* **WRITTEN REQUEST**
Note each line of the listing that contains the string "content", and copy it.

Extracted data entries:

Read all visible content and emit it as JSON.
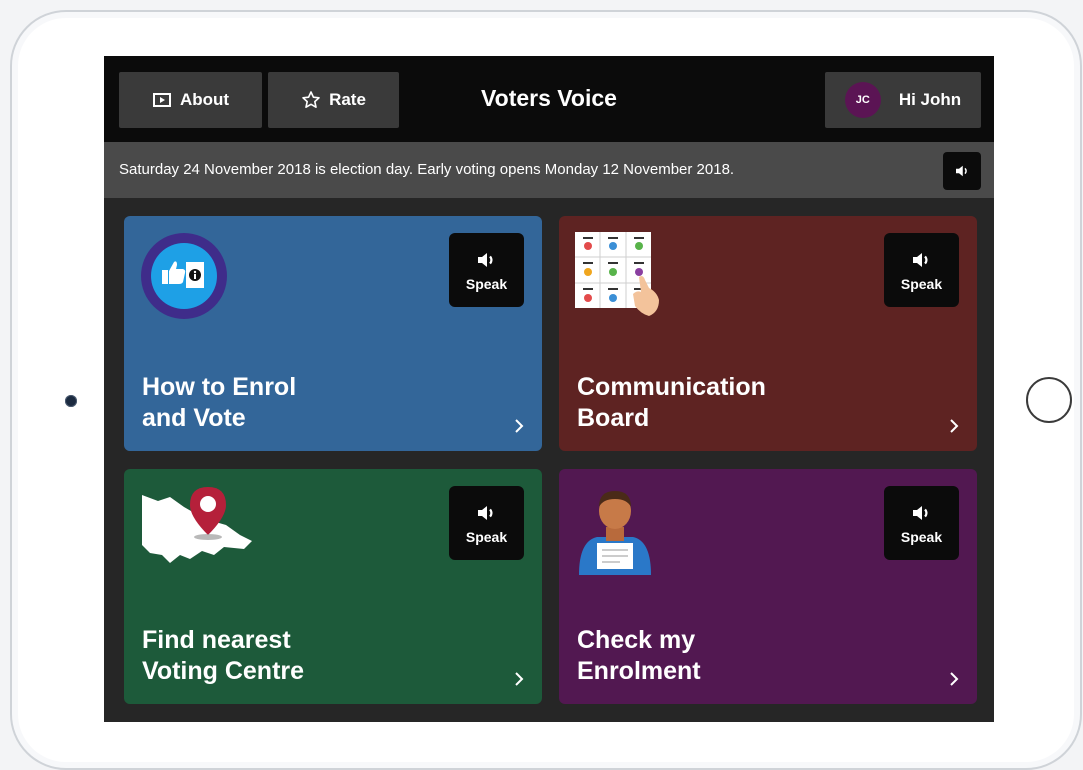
{
  "header": {
    "about_label": "About",
    "rate_label": "Rate",
    "app_title": "Voters Voice",
    "user_initials": "JC",
    "greeting": "Hi John"
  },
  "notice": {
    "text": "Saturday 24 November 2018 is election day. Early voting opens Monday 12 November 2018."
  },
  "cards": [
    {
      "title_line1": "How to Enrol",
      "title_line2": "and Vote",
      "speak_label": "Speak",
      "color": "#336699"
    },
    {
      "title_line1": "Communication",
      "title_line2": "Board",
      "speak_label": "Speak",
      "color": "#5e2322"
    },
    {
      "title_line1": "Find nearest",
      "title_line2": "Voting Centre",
      "speak_label": "Speak",
      "color": "#1d5a3a"
    },
    {
      "title_line1": "Check my",
      "title_line2": "Enrolment",
      "speak_label": "Speak",
      "color": "#521851"
    }
  ],
  "icons": {
    "about": "play-square-icon",
    "rate": "star-outline-icon",
    "speaker": "speaker-icon",
    "chevron": "chevron-right-icon"
  }
}
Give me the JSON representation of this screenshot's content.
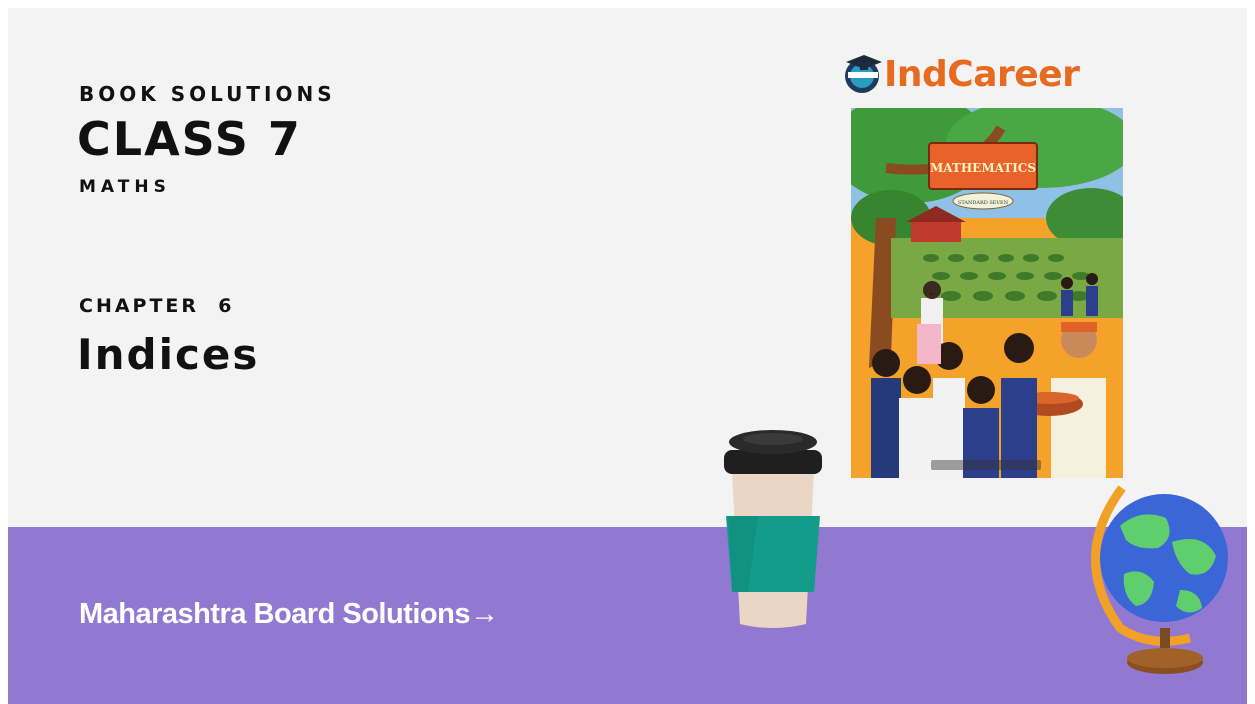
{
  "header": {
    "kicker": "BOOK SOLUTIONS",
    "class": "CLASS 7",
    "subject": "MATHS"
  },
  "chapter": {
    "label": "CHAPTER  6",
    "title": "Indices"
  },
  "footer": {
    "link_label": "Maharashtra Board Solutions→"
  },
  "logo": {
    "text": "IndCareer"
  },
  "book_cover": {
    "title": "MATHEMATICS",
    "subtitle": "STANDARD SEVEN"
  },
  "colors": {
    "background": "#f3f3f3",
    "band": "#9179d1",
    "brand": "#e66a1f",
    "text": "#111111"
  }
}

* **FINAL RESULT**
Read all visible content and emit it as JSON.
Give me the JSON representation of this screenshot's content.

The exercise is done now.